# Written task:
Find every line below that contains the word "distancing" and copy it out.

···

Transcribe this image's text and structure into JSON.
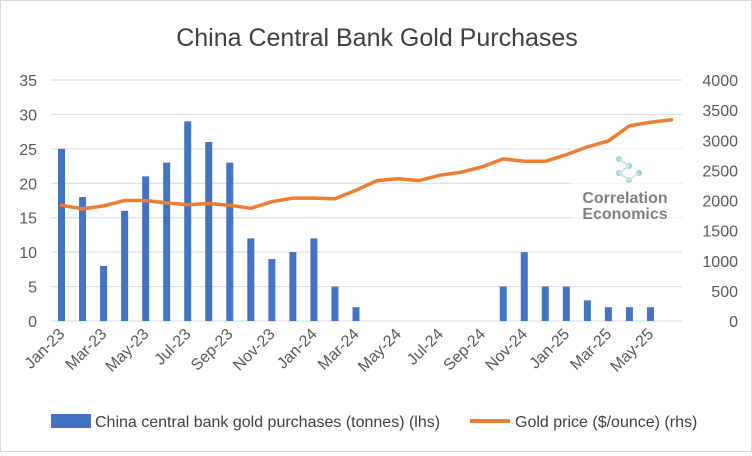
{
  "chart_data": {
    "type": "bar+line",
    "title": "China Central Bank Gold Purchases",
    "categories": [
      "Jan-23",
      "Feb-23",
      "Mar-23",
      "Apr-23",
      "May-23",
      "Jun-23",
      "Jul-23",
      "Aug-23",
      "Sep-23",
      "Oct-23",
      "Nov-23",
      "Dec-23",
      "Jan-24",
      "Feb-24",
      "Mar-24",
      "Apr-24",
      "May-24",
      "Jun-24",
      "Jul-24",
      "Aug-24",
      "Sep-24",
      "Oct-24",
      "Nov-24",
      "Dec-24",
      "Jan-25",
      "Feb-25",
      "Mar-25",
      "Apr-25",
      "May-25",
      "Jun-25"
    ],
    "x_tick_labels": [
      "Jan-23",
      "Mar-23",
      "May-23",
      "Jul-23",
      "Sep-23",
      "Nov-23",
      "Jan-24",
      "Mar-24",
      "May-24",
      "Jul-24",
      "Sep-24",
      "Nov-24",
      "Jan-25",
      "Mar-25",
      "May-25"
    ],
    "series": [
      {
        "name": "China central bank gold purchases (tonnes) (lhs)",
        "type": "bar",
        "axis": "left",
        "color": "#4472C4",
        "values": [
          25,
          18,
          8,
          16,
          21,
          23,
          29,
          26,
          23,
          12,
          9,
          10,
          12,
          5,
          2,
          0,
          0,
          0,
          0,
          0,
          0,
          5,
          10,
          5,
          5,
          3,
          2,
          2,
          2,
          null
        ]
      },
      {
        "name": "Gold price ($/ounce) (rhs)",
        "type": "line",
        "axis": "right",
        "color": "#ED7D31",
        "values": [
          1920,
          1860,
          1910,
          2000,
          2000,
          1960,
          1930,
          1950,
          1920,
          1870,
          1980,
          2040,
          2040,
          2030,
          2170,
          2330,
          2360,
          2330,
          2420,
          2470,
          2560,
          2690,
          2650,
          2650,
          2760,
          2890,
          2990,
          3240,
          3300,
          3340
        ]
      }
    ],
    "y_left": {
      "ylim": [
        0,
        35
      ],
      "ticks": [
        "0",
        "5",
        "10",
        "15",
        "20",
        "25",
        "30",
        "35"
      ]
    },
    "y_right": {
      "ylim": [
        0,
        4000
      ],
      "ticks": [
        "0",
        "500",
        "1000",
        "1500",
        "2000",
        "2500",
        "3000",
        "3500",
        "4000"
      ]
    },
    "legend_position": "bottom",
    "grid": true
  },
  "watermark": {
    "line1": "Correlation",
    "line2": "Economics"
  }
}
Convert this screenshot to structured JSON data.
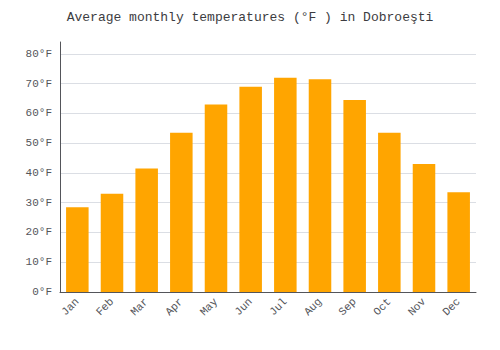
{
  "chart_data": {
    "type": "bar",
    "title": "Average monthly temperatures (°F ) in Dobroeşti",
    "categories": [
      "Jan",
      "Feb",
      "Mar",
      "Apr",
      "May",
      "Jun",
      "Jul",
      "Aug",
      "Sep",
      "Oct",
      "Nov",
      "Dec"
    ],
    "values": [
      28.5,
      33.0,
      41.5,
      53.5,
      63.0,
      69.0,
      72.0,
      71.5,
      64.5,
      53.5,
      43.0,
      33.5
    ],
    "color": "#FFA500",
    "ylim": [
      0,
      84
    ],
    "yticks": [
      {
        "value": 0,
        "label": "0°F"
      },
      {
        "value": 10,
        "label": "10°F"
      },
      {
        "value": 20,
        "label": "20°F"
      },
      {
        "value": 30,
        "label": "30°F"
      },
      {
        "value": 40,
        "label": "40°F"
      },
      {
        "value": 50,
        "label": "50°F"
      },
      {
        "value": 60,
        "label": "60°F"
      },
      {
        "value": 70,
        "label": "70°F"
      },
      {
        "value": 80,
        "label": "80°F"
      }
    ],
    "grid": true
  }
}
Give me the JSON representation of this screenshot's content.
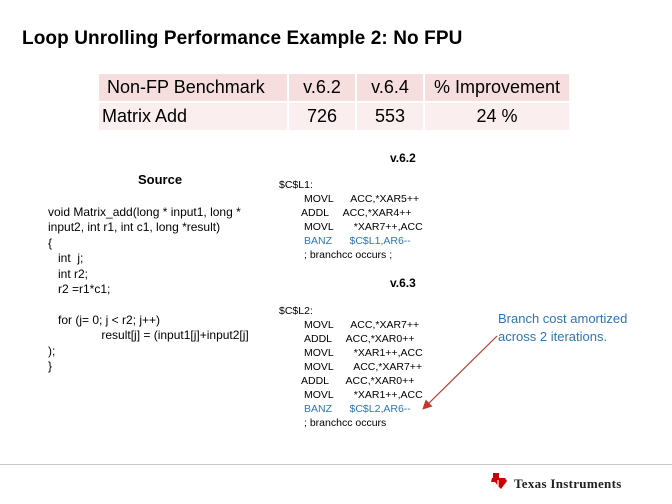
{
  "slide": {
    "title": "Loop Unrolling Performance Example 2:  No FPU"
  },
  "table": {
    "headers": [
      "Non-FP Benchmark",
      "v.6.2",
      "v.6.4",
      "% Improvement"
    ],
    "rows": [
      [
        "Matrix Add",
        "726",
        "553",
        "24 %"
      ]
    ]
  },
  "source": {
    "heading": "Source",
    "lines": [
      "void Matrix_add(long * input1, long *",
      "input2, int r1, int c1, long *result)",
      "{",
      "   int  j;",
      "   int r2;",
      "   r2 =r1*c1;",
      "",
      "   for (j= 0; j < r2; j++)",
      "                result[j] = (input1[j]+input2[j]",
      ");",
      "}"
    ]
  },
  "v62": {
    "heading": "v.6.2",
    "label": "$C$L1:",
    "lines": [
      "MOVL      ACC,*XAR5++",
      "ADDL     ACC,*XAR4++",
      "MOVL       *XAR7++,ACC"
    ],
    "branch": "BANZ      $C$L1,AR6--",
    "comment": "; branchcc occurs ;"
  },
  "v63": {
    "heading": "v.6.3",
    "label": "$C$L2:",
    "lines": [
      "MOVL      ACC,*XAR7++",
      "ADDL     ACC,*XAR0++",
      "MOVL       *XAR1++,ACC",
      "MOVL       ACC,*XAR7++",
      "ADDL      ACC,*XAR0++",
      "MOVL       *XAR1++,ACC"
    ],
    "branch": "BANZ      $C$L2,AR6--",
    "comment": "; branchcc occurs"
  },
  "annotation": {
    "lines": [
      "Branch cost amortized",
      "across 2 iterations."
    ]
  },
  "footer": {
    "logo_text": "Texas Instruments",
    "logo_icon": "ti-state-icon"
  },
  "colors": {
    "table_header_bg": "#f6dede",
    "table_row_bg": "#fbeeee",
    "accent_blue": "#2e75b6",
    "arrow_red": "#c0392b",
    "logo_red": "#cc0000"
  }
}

···

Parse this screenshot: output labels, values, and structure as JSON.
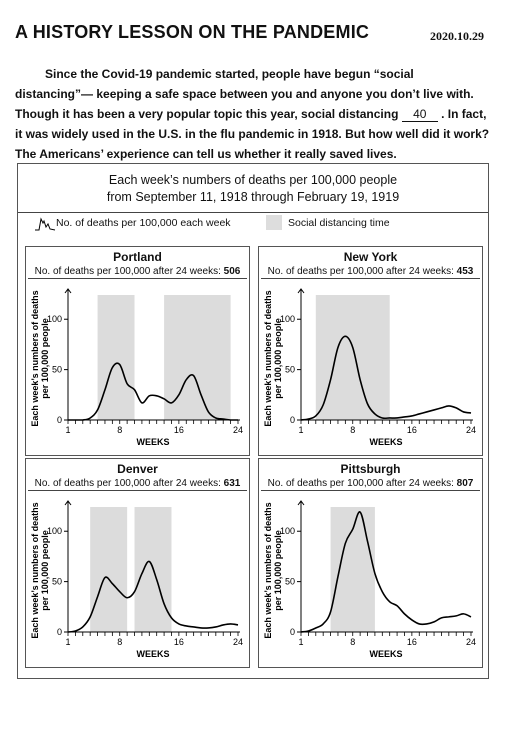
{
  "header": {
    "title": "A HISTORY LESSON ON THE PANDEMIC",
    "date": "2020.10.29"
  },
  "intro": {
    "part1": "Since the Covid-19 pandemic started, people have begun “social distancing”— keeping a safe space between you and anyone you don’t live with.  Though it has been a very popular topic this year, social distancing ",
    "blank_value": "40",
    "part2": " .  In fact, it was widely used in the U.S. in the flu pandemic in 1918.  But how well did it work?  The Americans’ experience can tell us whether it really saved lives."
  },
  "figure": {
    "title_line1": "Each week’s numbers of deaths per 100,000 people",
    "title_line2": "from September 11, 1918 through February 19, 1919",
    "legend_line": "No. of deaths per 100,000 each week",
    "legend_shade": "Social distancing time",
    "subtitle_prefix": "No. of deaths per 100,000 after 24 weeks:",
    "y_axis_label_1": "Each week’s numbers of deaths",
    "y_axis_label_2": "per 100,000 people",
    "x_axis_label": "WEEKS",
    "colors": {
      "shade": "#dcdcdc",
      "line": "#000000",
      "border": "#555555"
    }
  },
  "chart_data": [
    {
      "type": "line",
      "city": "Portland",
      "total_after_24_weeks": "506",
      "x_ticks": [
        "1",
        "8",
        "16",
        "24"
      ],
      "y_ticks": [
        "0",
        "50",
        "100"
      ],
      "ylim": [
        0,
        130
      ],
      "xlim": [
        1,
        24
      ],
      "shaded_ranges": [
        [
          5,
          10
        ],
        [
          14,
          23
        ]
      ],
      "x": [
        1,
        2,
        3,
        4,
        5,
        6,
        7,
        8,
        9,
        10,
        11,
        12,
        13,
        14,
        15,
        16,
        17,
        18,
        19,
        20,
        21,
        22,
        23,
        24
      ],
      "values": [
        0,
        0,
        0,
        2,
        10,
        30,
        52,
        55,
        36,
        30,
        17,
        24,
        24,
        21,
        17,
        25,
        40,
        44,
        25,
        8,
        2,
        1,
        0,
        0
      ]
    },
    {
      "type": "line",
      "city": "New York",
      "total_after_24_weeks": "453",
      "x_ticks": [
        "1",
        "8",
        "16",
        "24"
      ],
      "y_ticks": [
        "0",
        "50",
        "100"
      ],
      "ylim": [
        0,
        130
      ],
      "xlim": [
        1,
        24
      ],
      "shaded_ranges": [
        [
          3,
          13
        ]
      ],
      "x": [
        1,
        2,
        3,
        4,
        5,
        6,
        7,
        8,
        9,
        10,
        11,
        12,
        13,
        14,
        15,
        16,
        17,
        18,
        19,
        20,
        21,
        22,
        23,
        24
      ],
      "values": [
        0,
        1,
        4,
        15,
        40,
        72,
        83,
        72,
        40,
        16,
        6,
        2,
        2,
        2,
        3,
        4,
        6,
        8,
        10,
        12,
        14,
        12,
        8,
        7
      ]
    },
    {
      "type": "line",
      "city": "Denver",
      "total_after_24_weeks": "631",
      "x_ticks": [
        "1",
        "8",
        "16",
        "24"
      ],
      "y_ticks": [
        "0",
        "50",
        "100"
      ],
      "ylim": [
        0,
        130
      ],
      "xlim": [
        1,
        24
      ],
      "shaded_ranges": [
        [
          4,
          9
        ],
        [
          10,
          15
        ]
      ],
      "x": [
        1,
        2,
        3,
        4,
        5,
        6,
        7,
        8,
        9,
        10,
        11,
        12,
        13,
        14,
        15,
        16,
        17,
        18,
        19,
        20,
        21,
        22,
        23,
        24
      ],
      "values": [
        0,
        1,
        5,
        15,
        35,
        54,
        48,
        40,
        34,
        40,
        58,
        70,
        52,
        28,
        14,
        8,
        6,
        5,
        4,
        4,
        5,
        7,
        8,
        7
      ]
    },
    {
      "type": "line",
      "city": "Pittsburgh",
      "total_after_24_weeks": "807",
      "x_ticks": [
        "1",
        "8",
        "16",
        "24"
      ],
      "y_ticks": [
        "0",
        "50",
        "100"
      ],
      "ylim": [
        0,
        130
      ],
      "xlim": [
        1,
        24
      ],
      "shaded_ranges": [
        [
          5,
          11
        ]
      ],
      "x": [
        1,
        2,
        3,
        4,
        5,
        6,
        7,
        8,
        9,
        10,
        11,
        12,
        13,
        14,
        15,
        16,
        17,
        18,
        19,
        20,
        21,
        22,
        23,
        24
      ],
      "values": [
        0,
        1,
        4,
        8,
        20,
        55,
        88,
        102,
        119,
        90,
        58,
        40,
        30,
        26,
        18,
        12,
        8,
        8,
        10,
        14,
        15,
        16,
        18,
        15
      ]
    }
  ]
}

···

# Task result:
    "part1": "Since the Covid-19 pandemic started, people have begun “social distancing”— keeping a safe space between you and anyone you don’t live with.  Though it has been a very popular topic this year, social distancing ",
    "legend_shade": "Social distancing time",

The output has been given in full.